**Text section**:
Generate Simulated Multi-Study Factor Analysis Data — gendata_simu

Generate simulated data for multi-study factor analysis under different error distributions. The data follows a factor model with common factors (shared across studies) and study-specific factors (unique to each study), plus noise.

gendata_simu_multi(
  seed = 1,
  nvec = c(100, 300),
  p = 50,
  q = 3,
  qs = rep(2, length(nvec)),
  err.type = c("gaussian", "mvt", "exp", "t", "mixnorm", "pareto"),
  rho = c(1, 1),
  sigma2_eps = 0.1,
  nu = 1
)

Arguments

seed

Integer, default = 1. Random seed for reproducibility of simulated data.

**Extracted information**:
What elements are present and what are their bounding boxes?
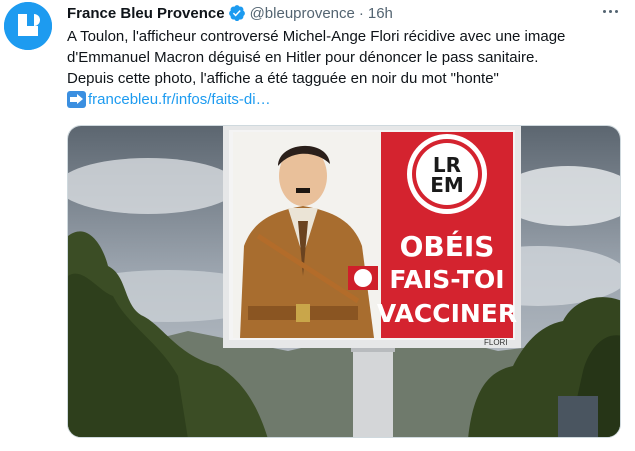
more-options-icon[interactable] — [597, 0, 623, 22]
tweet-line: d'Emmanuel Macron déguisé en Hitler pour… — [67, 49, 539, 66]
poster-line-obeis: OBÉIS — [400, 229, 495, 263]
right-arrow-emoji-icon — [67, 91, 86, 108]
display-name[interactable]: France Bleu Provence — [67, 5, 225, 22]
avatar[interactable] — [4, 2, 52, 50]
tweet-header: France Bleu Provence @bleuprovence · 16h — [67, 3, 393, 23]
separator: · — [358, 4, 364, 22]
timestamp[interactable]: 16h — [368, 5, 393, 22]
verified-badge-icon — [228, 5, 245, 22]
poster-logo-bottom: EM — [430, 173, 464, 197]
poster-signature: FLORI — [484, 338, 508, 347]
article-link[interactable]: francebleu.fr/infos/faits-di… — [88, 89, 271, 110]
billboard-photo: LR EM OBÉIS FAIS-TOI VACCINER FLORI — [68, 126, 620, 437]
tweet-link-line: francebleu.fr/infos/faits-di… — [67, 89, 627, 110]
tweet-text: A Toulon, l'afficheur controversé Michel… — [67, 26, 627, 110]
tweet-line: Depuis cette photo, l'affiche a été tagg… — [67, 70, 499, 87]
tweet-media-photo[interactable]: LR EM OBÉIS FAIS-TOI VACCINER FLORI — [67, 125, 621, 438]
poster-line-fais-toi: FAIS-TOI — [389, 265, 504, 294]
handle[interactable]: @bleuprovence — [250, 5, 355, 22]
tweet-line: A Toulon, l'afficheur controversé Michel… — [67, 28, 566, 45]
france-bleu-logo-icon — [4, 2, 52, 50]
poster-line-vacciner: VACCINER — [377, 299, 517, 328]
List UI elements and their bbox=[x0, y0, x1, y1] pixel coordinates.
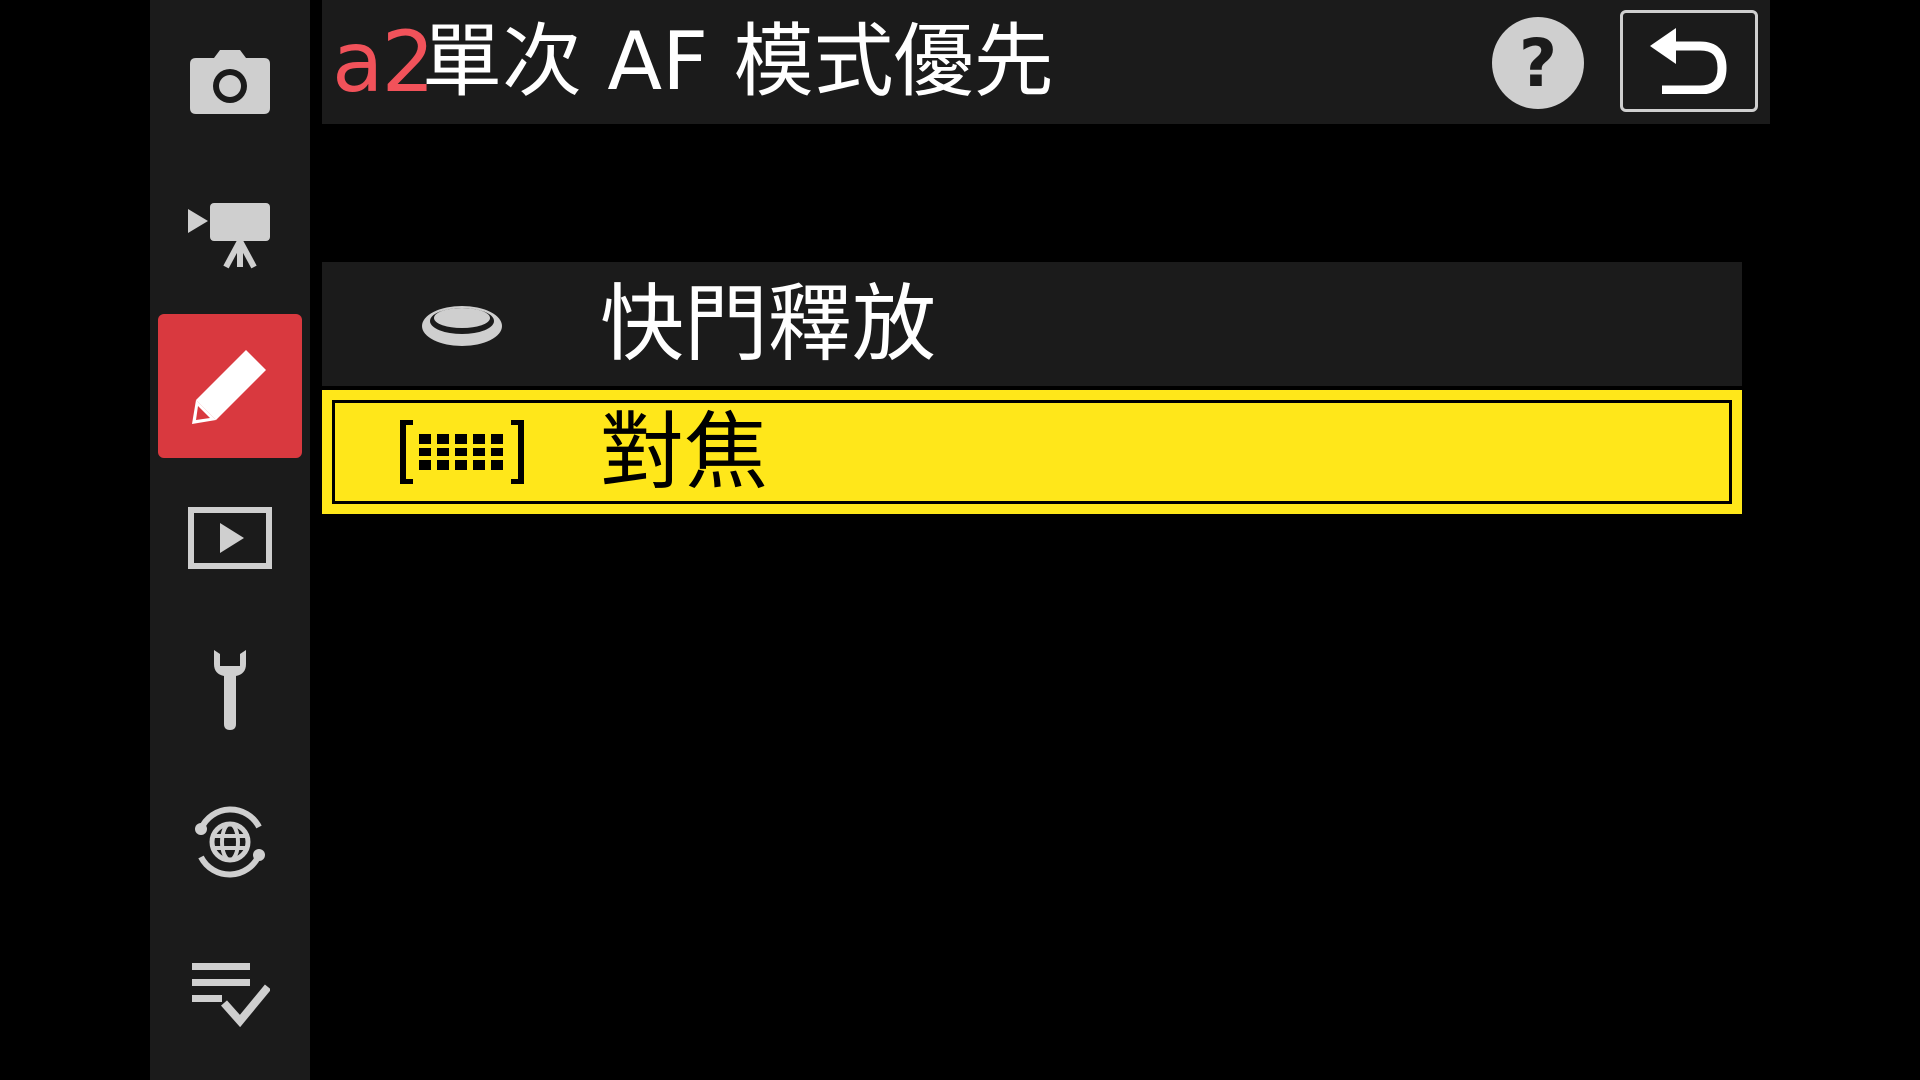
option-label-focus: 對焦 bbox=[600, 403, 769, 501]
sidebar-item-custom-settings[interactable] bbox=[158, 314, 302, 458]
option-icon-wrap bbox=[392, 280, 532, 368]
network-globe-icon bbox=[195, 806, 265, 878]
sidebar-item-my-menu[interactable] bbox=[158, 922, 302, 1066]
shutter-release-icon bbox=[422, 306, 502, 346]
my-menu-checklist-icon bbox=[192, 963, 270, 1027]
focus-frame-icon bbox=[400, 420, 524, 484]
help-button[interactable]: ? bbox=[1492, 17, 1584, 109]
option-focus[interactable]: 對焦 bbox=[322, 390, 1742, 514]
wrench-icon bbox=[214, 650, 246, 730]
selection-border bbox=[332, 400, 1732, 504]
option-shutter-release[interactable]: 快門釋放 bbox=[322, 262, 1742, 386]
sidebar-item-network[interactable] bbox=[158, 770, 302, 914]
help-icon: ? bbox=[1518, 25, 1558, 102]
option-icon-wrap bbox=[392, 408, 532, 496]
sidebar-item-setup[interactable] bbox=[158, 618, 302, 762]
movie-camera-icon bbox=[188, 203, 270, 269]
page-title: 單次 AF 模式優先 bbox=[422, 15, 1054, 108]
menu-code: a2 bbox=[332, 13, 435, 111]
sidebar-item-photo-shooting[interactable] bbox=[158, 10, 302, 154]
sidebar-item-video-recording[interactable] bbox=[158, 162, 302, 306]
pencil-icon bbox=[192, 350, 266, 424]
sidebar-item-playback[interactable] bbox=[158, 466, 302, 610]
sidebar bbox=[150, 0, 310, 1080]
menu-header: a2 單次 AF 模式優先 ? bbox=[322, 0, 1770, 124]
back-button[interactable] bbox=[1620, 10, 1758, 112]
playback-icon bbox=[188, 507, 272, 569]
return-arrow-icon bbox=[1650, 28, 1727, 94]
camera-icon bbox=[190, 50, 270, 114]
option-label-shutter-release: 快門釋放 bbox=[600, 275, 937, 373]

**Actions to take**:
1. In the gendata_simu documentation, what three components make up the simulated data's factor model?
2. Reproduce the passage of the gendata_simu documentation starting with "Generate simulated data" and going on through "study), plus noise.".
You can leave the items aside; nothing here depends on them.

**Solutions by task**:
1. Common factors shared across studies, study-specific factors unique to each study, and noise.

2.
Generate simulated data for multi-study factor analysis under different error distributions. The data follows a factor model with common factors (shared across studies) and study-specific factors (unique to each study), plus noise.